Work order:
Without the pictures, output the records below word for word.

Dataset excerpts: Begin

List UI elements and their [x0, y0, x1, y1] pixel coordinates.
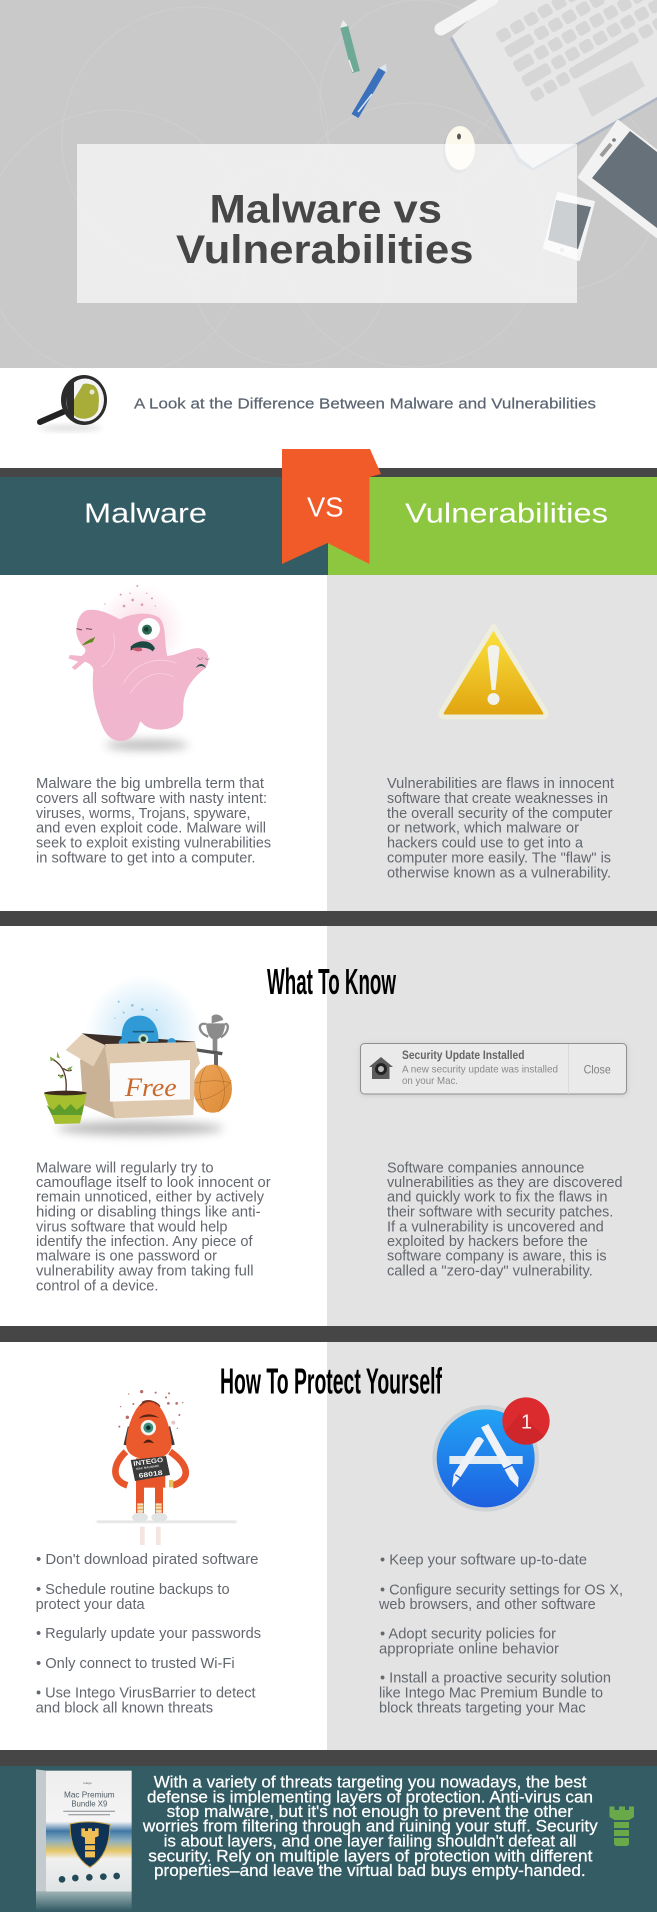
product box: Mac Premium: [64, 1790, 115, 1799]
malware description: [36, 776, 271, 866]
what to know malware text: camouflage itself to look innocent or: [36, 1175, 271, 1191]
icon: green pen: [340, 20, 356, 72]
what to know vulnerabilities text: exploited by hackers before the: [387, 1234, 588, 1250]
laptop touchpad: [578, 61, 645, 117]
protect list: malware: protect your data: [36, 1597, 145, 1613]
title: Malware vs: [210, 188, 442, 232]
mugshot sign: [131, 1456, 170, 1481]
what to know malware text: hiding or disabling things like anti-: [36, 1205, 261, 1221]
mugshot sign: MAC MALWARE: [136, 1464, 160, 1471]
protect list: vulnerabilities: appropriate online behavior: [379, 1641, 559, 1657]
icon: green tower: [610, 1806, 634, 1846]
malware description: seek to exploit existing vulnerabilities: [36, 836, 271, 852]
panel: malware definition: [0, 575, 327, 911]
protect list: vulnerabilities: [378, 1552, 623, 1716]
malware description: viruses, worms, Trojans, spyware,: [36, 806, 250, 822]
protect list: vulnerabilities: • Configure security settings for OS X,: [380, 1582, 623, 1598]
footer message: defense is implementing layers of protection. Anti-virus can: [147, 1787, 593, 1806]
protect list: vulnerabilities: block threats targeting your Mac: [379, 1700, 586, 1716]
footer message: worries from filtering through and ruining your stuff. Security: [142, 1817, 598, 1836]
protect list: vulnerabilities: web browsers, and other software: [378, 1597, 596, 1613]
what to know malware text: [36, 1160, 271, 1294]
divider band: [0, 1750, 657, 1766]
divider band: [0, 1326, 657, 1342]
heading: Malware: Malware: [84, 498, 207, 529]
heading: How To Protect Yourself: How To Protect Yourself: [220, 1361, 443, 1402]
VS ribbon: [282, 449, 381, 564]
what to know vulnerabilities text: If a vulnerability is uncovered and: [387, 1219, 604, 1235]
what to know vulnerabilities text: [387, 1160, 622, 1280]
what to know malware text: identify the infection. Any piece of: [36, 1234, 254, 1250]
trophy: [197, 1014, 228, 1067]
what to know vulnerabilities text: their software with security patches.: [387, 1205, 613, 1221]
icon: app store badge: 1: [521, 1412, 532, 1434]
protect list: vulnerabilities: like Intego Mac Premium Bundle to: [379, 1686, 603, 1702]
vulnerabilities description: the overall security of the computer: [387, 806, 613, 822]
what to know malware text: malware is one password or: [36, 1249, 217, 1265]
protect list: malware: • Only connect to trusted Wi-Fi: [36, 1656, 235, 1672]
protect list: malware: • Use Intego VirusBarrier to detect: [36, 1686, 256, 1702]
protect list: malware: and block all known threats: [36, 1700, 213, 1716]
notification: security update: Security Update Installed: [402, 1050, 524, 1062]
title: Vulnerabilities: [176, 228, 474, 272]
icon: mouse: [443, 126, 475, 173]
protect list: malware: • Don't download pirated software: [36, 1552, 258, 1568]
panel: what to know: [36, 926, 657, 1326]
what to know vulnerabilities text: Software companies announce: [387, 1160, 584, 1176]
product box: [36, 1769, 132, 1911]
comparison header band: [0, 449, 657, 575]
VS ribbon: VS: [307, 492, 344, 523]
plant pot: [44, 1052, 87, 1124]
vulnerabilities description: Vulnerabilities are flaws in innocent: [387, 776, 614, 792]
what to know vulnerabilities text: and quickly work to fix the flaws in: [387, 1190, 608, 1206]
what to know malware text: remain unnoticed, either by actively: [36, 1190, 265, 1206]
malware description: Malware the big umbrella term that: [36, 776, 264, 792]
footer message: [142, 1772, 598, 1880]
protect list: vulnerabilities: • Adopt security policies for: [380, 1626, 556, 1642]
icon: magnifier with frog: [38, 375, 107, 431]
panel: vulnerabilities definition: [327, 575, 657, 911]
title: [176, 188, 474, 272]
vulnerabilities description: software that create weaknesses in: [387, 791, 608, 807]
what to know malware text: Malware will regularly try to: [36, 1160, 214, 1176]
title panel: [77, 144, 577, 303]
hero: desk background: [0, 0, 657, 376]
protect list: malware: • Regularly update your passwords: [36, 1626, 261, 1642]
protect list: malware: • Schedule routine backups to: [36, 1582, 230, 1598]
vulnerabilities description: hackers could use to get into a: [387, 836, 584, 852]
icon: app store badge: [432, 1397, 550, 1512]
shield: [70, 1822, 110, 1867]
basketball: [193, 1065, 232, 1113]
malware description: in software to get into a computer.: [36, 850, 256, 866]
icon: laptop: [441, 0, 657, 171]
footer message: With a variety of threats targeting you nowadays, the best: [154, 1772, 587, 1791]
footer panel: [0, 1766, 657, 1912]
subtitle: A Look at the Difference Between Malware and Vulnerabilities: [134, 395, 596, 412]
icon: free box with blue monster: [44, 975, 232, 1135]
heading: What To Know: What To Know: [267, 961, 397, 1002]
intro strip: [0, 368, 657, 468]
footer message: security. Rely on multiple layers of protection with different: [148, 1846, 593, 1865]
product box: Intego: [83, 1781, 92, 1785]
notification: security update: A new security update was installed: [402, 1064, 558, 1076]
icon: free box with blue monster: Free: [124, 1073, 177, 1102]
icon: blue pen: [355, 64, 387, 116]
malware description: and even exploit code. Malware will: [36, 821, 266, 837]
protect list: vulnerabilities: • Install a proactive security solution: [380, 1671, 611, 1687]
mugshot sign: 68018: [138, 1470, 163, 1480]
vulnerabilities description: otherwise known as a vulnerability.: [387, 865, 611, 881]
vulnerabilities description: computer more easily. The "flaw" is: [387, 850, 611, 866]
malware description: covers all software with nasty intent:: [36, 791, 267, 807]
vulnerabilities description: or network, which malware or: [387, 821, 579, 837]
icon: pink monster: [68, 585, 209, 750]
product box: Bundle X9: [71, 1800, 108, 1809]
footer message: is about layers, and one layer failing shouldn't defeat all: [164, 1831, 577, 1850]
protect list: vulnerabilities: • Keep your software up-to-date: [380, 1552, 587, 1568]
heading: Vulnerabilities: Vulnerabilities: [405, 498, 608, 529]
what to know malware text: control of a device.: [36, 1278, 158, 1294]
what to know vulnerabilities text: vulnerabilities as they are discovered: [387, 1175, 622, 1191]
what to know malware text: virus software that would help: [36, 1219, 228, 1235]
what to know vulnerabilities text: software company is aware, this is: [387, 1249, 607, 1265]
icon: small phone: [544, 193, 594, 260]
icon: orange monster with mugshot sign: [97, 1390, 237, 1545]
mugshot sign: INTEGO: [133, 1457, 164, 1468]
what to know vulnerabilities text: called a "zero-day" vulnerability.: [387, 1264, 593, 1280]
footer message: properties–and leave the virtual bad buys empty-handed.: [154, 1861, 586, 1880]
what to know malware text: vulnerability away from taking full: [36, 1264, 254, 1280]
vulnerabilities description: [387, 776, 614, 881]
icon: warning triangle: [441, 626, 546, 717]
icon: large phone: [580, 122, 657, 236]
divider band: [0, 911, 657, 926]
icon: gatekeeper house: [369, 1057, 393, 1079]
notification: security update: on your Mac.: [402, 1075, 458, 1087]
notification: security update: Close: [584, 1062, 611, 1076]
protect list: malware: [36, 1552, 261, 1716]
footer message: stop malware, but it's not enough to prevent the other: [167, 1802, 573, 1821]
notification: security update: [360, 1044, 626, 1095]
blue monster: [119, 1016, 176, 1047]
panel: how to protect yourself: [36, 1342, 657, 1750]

Dataset excerpts: End

Exercise solution:
List UI elements and their [x0, y0, x1, y1] pixel coordinates.
product box: Mac Premium: [64, 1790, 115, 1799]
malware description: [36, 776, 271, 866]
what to know malware text: camouflage itself to look innocent or: [36, 1175, 271, 1191]
icon: green pen: [340, 20, 356, 72]
what to know vulnerabilities text: exploited by hackers before the: [387, 1234, 588, 1250]
laptop touchpad: [578, 61, 645, 117]
protect list: malware: protect your data: [36, 1597, 145, 1613]
title: Malware vs: [210, 188, 442, 232]
mugshot sign: [131, 1456, 170, 1481]
what to know malware text: hiding or disabling things like anti-: [36, 1205, 261, 1221]
mugshot sign: MAC MALWARE: [136, 1464, 160, 1471]
protect list: vulnerabilities: appropriate online behavior: [379, 1641, 559, 1657]
icon: green tower: [610, 1806, 634, 1846]
malware description: seek to exploit existing vulnerabilities: [36, 836, 271, 852]
panel: malware definition: [0, 575, 327, 911]
protect list: vulnerabilities: [378, 1552, 623, 1716]
malware description: viruses, worms, Trojans, spyware,: [36, 806, 250, 822]
protect list: vulnerabilities: • Configure security settings for OS X,: [380, 1582, 623, 1598]
footer message: defense is implementing layers of protection. Anti-virus can: [147, 1787, 593, 1806]
protect list: vulnerabilities: block threats targeting your Mac: [379, 1700, 586, 1716]
footer message: worries from filtering through and ruining your stuff. Security: [142, 1817, 598, 1836]
protect list: vulnerabilities: web browsers, and other software: [378, 1597, 596, 1613]
what to know malware text: [36, 1160, 271, 1294]
divider band: [0, 1750, 657, 1766]
divider band: [0, 1326, 657, 1342]
heading: Malware: Malware: [84, 498, 207, 529]
heading: How To Protect Yourself: How To Protect Yourself: [220, 1361, 443, 1402]
VS ribbon: [282, 449, 381, 564]
what to know vulnerabilities text: If a vulnerability is uncovered and: [387, 1219, 604, 1235]
what to know vulnerabilities text: [387, 1160, 622, 1280]
what to know malware text: identify the infection. Any piece of: [36, 1234, 254, 1250]
trophy: [197, 1014, 228, 1067]
what to know vulnerabilities text: their software with security patches.: [387, 1205, 613, 1221]
icon: app store badge: 1: [521, 1412, 532, 1434]
protect list: vulnerabilities: like Intego Mac Premium Bundle to: [379, 1686, 603, 1702]
vulnerabilities description: the overall security of the computer: [387, 806, 613, 822]
what to know malware text: malware is one password or: [36, 1249, 217, 1265]
protect list: malware: • Only connect to trusted Wi-Fi: [36, 1656, 235, 1672]
protect list: malware: • Use Intego VirusBarrier to detect: [36, 1686, 256, 1702]
protect list: malware: and block all known threats: [36, 1700, 213, 1716]
notification: security update: Security Update Installed: [402, 1050, 524, 1062]
title: Vulnerabilities: [176, 228, 474, 272]
icon: mouse: [443, 126, 475, 173]
protect list: malware: • Don't download pirated software: [36, 1552, 258, 1568]
panel: what to know: [36, 926, 657, 1326]
what to know vulnerabilities text: Software companies announce: [387, 1160, 584, 1176]
product box: [36, 1769, 132, 1911]
comparison header band: [0, 449, 657, 575]
VS ribbon: VS: [307, 492, 344, 523]
plant pot: [44, 1052, 87, 1124]
vulnerabilities description: Vulnerabilities are flaws in innocent: [387, 776, 614, 792]
what to know vulnerabilities text: and quickly work to fix the flaws in: [387, 1190, 608, 1206]
what to know malware text: remain unnoticed, either by actively: [36, 1190, 265, 1206]
malware description: Malware the big umbrella term that: [36, 776, 264, 792]
footer message: [142, 1772, 598, 1880]
protect list: vulnerabilities: • Adopt security policies for: [380, 1626, 556, 1642]
icon: magnifier with frog: [38, 375, 107, 431]
panel: vulnerabilities definition: [327, 575, 657, 911]
title: [176, 188, 474, 272]
vulnerabilities description: software that create weaknesses in: [387, 791, 608, 807]
what to know malware text: Malware will regularly try to: [36, 1160, 214, 1176]
title panel: [77, 144, 577, 303]
hero: desk background: [0, 0, 657, 376]
protect list: malware: • Regularly update your passwords: [36, 1626, 261, 1642]
protect list: malware: • Schedule routine backups to: [36, 1582, 230, 1598]
vulnerabilities description: hackers could use to get into a: [387, 836, 584, 852]
icon: app store badge: [432, 1397, 550, 1512]
shield: [70, 1822, 110, 1867]
basketball: [193, 1065, 232, 1113]
malware description: in software to get into a computer.: [36, 850, 256, 866]
icon: laptop: [441, 0, 657, 171]
footer message: With a variety of threats targeting you nowadays, the best: [154, 1772, 587, 1791]
footer panel: [0, 1766, 657, 1912]
subtitle: A Look at the Difference Between Malware and Vulnerabilities: [134, 395, 596, 412]
icon: free box with blue monster: [44, 975, 232, 1135]
heading: What To Know: What To Know: [267, 961, 397, 1002]
intro strip: [0, 368, 657, 468]
footer message: security. Rely on multiple layers of protection with different: [148, 1846, 593, 1865]
product box: Intego: [83, 1781, 92, 1785]
notification: security update: A new security update was installed: [402, 1064, 558, 1076]
icon: free box with blue monster: Free: [124, 1073, 177, 1102]
icon: blue pen: [355, 64, 387, 116]
malware description: and even exploit code. Malware will: [36, 821, 266, 837]
protect list: vulnerabilities: • Install a proactive security solution: [380, 1671, 611, 1687]
mugshot sign: 68018: [138, 1470, 163, 1480]
vulnerabilities description: otherwise known as a vulnerability.: [387, 865, 611, 881]
vulnerabilities description: computer more easily. The "flaw" is: [387, 850, 611, 866]
malware description: covers all software with nasty intent:: [36, 791, 267, 807]
vulnerabilities description: or network, which malware or: [387, 821, 579, 837]
icon: pink monster: [68, 585, 209, 750]
product box: Bundle X9: [71, 1800, 108, 1809]
footer message: is about layers, and one layer failing shouldn't defeat all: [164, 1831, 577, 1850]
protect list: vulnerabilities: • Keep your software up-to-date: [380, 1552, 587, 1568]
heading: Vulnerabilities: Vulnerabilities: [405, 498, 608, 529]
what to know malware text: control of a device.: [36, 1278, 158, 1294]
what to know vulnerabilities text: vulnerabilities as they are discovered: [387, 1175, 622, 1191]
what to know malware text: virus software that would help: [36, 1219, 228, 1235]
what to know vulnerabilities text: software company is aware, this is: [387, 1249, 607, 1265]
icon: small phone: [544, 193, 594, 260]
icon: orange monster with mugshot sign: [97, 1390, 237, 1545]
mugshot sign: INTEGO: [133, 1457, 164, 1468]
what to know vulnerabilities text: called a "zero-day" vulnerability.: [387, 1264, 593, 1280]
footer message: properties–and leave the virtual bad buys empty-handed.: [154, 1861, 586, 1880]
what to know malware text: vulnerability away from taking full: [36, 1264, 254, 1280]
vulnerabilities description: [387, 776, 614, 881]
icon: warning triangle: [441, 626, 546, 717]
icon: large phone: [580, 122, 657, 236]
divider band: [0, 911, 657, 926]
icon: gatekeeper house: [369, 1057, 393, 1079]
notification: security update: on your Mac.: [402, 1075, 458, 1087]
notification: security update: Close: [584, 1062, 611, 1076]
protect list: malware: [36, 1552, 261, 1716]
footer message: stop malware, but it's not enough to prevent the other: [167, 1802, 573, 1821]
notification: security update: [360, 1044, 626, 1095]
blue monster: [119, 1016, 176, 1047]
panel: how to protect yourself: [36, 1342, 657, 1750]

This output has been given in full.